[Task description]: Copy out each line that has "this" in it.

Data items
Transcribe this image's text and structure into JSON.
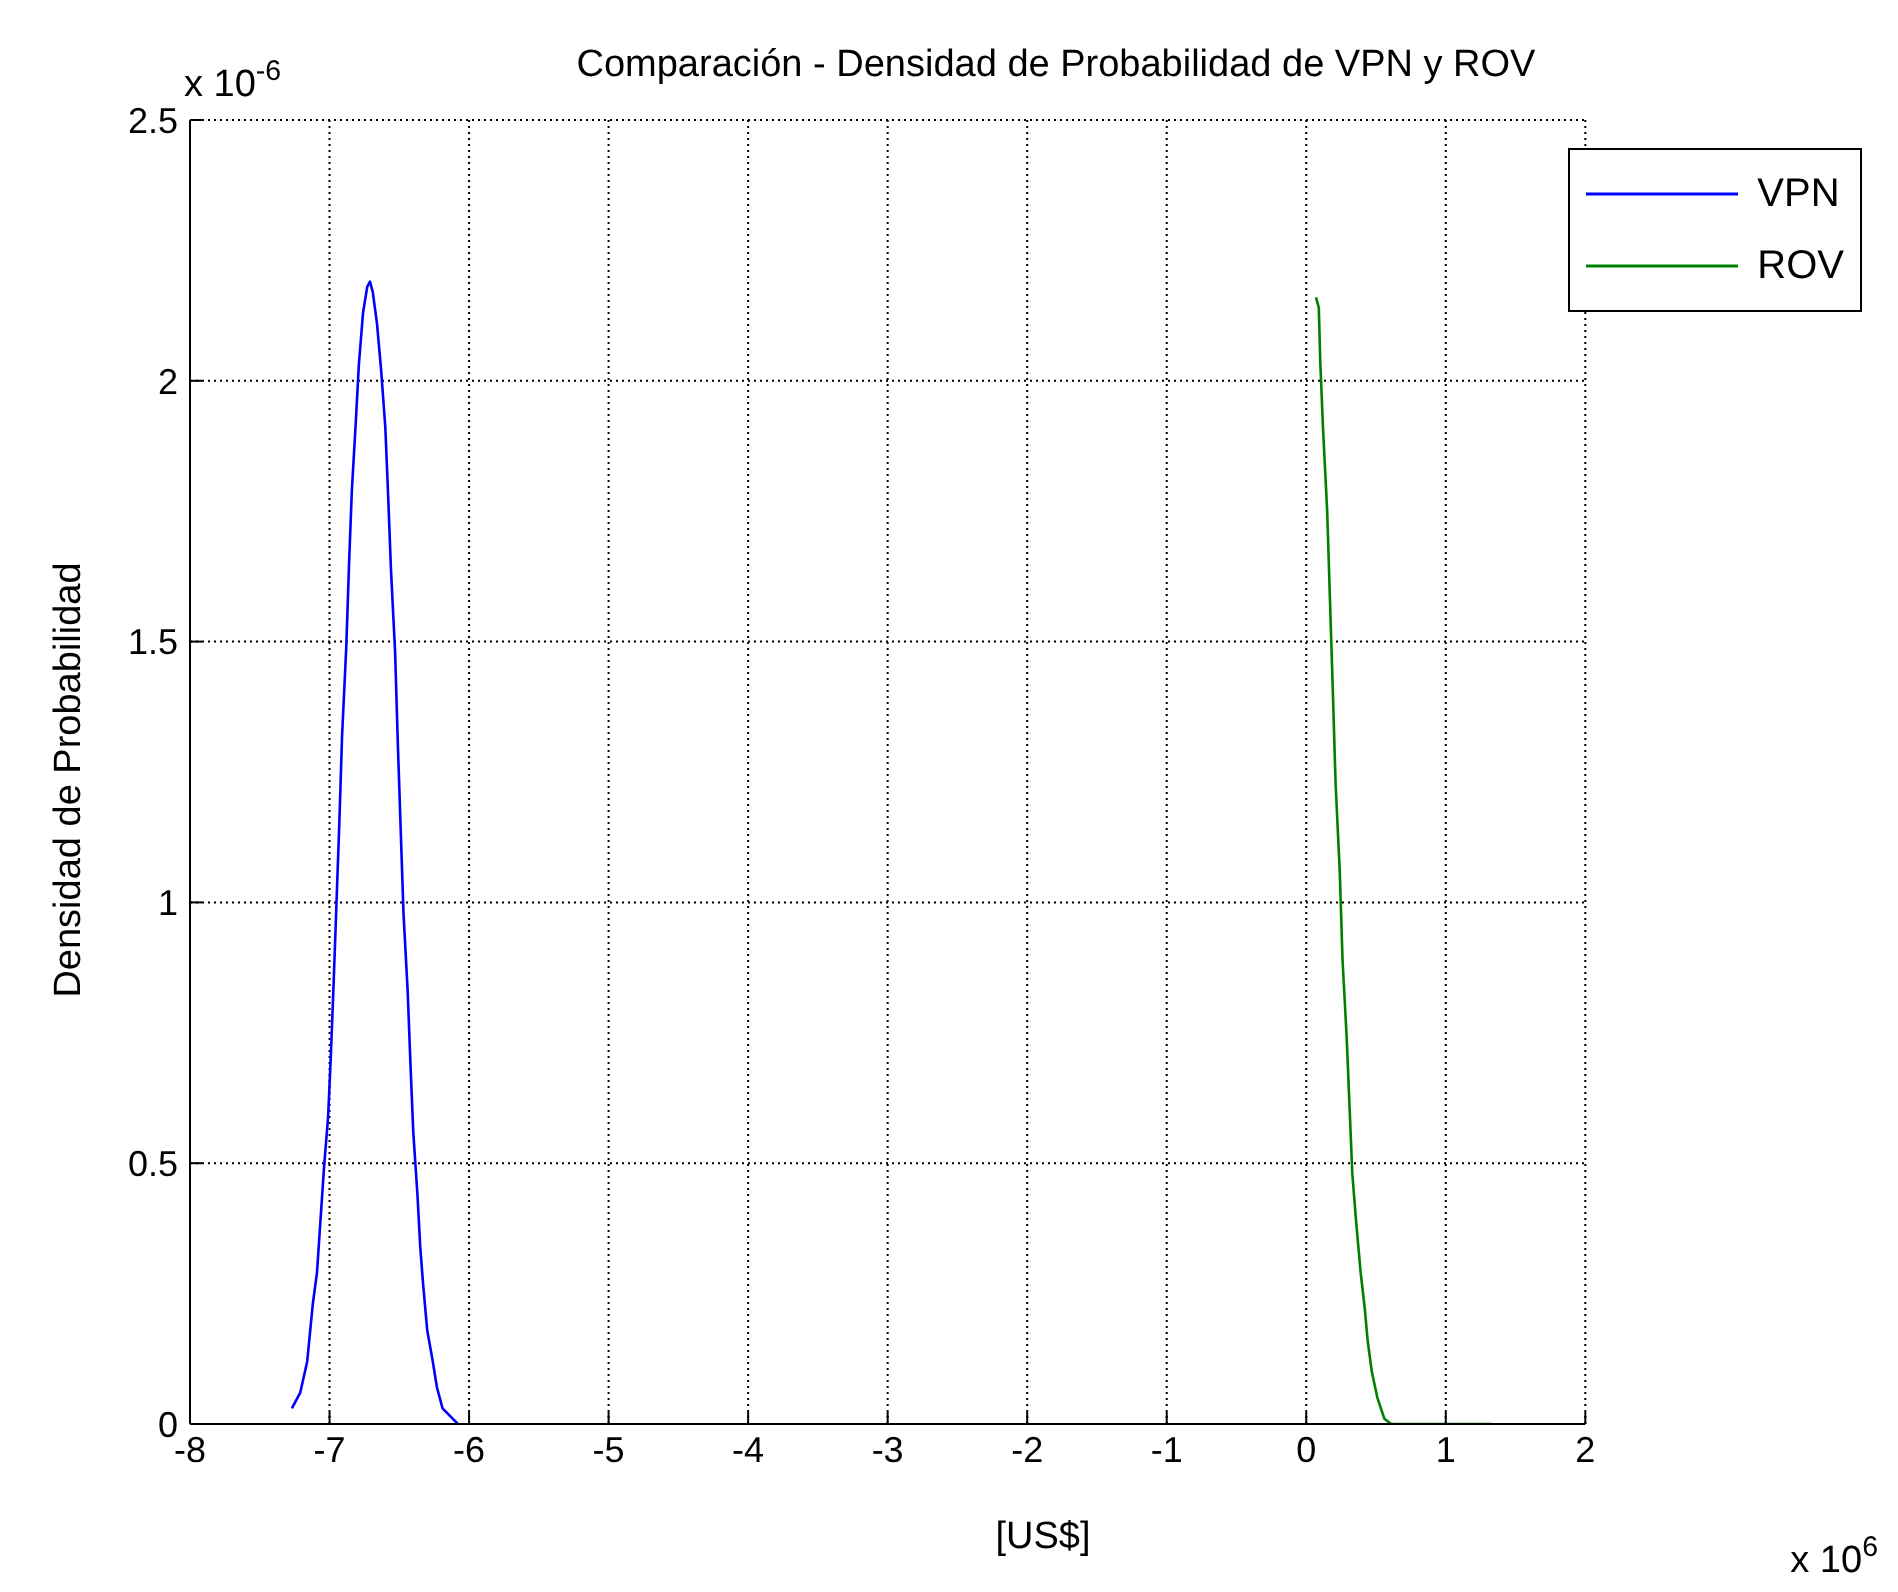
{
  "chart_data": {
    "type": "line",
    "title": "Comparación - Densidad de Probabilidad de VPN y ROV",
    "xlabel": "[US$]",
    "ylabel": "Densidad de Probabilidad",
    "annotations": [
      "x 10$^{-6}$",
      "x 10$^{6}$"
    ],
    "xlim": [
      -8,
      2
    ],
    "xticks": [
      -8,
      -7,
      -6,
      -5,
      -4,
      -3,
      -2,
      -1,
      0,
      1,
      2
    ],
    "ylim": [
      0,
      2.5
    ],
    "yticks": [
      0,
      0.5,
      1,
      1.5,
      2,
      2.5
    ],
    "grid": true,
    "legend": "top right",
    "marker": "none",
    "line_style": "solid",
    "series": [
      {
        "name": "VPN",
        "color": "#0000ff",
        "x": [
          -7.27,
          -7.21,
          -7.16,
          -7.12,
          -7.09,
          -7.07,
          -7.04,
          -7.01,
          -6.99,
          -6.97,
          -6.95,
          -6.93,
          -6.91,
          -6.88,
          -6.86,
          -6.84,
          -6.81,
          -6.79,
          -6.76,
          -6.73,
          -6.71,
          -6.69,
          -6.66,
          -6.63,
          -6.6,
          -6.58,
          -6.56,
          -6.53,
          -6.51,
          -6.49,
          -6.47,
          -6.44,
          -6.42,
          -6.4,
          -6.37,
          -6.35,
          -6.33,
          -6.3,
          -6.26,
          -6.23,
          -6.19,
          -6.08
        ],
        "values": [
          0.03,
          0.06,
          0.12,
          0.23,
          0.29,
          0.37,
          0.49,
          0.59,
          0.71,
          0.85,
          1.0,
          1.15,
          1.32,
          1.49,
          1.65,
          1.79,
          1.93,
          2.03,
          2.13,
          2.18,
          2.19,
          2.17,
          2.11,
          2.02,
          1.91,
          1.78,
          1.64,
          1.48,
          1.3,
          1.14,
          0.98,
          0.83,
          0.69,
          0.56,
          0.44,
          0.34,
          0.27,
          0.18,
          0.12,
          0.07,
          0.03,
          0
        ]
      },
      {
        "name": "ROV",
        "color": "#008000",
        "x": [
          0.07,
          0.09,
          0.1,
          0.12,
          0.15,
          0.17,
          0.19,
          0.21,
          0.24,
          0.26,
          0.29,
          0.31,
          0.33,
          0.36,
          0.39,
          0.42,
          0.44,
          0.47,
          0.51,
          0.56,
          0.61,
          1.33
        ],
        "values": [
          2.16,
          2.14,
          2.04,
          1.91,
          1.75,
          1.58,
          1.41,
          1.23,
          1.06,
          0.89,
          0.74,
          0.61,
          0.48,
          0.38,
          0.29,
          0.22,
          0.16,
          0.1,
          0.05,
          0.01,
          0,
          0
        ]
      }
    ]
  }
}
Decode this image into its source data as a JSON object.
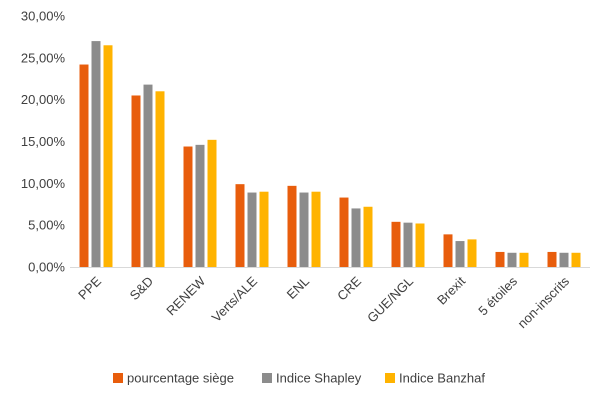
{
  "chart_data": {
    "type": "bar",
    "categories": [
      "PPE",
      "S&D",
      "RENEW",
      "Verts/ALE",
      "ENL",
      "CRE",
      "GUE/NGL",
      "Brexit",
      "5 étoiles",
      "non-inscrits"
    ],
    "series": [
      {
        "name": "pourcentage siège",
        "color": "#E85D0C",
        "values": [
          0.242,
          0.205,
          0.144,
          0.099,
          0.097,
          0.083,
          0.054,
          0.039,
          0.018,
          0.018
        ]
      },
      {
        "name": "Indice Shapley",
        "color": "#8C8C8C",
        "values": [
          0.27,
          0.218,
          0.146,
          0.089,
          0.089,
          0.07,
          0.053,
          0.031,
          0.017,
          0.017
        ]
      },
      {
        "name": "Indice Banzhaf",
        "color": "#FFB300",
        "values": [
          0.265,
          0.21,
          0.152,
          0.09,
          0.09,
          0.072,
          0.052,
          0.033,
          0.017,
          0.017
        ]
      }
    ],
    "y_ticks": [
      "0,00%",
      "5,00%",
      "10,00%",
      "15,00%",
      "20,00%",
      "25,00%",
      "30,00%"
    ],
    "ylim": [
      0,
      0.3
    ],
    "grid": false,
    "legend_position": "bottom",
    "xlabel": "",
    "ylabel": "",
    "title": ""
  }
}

[Result]:
Transcribe this image's text and structure into JSON.
Decode this image into its source data as a JSON object.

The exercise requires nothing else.